Supplied records:
======
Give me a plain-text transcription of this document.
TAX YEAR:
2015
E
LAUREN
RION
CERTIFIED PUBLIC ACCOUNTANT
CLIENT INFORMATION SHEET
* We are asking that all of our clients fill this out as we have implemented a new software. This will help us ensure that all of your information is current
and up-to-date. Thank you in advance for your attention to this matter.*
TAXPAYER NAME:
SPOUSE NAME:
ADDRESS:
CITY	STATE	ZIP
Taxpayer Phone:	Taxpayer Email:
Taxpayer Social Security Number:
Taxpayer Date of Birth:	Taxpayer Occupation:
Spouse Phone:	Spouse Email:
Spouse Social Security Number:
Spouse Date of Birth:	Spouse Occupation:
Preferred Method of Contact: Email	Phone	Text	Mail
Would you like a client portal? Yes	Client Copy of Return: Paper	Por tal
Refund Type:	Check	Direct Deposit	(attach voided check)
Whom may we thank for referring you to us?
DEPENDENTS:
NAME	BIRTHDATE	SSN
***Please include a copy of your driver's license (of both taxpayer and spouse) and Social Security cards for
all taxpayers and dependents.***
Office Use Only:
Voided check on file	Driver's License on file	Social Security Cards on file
======
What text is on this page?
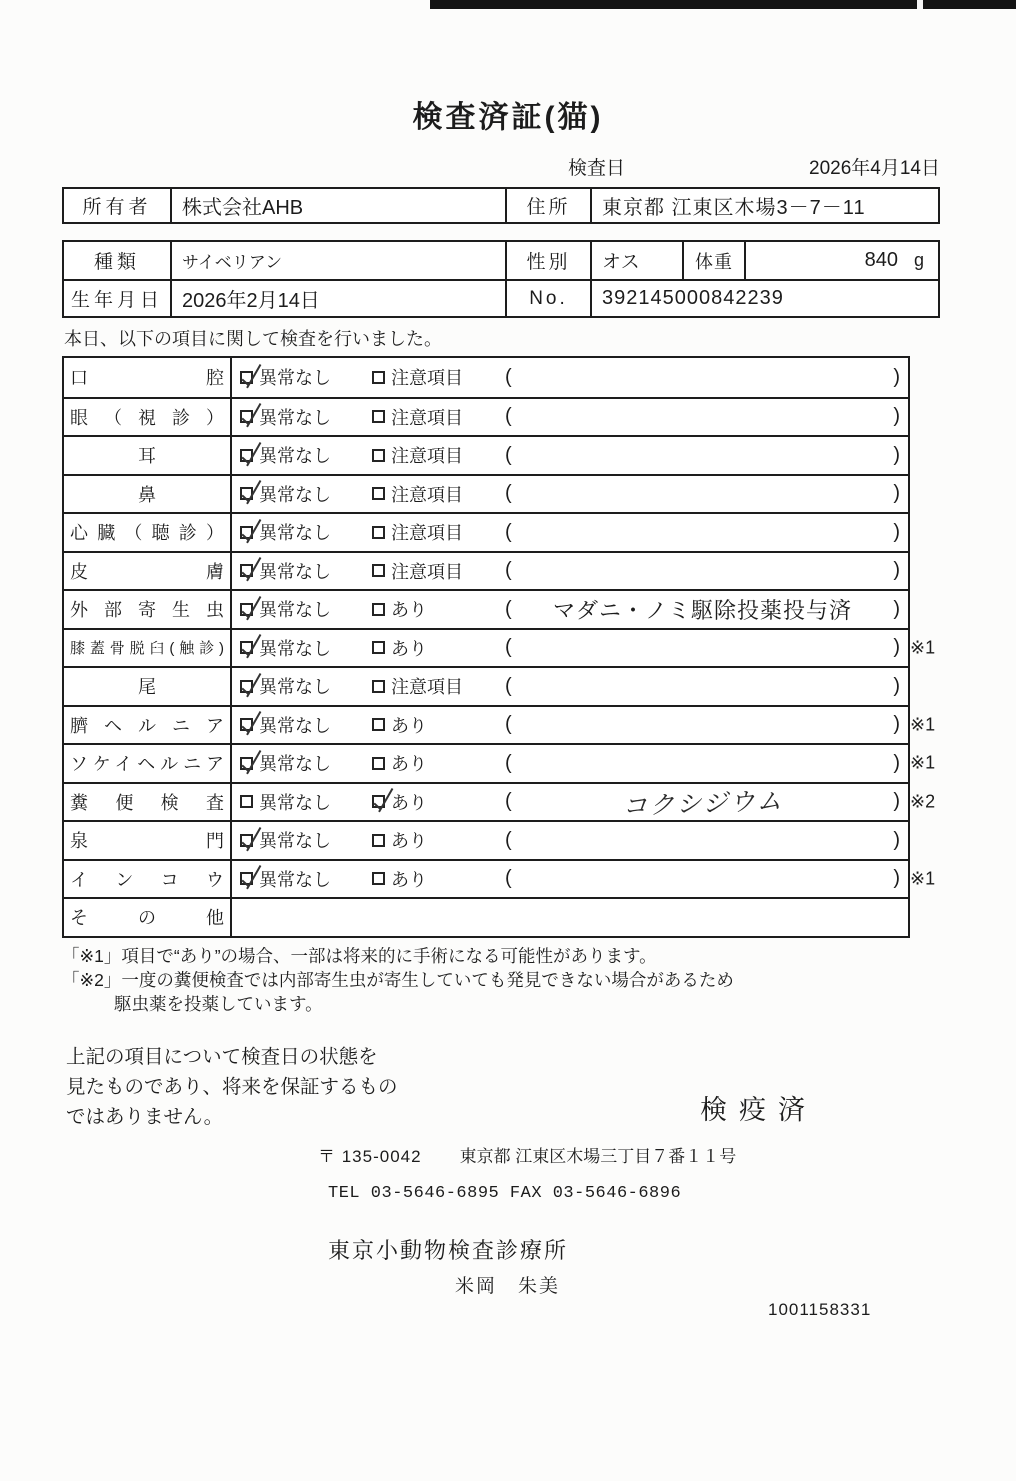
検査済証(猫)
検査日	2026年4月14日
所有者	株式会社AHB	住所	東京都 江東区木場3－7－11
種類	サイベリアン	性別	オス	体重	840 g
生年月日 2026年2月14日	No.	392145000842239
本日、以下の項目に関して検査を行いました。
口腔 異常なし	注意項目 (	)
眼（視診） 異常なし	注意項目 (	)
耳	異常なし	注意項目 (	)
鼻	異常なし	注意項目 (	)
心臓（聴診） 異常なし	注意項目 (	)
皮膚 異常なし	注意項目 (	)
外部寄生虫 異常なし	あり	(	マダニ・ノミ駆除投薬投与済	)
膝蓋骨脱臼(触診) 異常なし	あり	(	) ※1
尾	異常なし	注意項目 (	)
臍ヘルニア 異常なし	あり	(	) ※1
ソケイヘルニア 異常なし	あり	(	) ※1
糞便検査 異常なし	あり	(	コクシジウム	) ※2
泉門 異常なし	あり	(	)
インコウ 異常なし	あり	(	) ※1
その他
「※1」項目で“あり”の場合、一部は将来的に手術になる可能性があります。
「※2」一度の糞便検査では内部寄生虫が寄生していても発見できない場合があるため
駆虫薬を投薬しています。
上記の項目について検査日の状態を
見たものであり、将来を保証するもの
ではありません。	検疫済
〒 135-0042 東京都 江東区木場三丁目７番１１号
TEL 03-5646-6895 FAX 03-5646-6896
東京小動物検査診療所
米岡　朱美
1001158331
======
What you are asked to do: Copy out all lines where the word "Social" appears.

Answer below:
Taxpayer Social Security Number:
Spouse Social Security Number:
***Please include a copy of your driver's license (of both taxpayer and spouse) and Social Security cards for
Voided check on file	Driver's License on file	Social Security Cards on file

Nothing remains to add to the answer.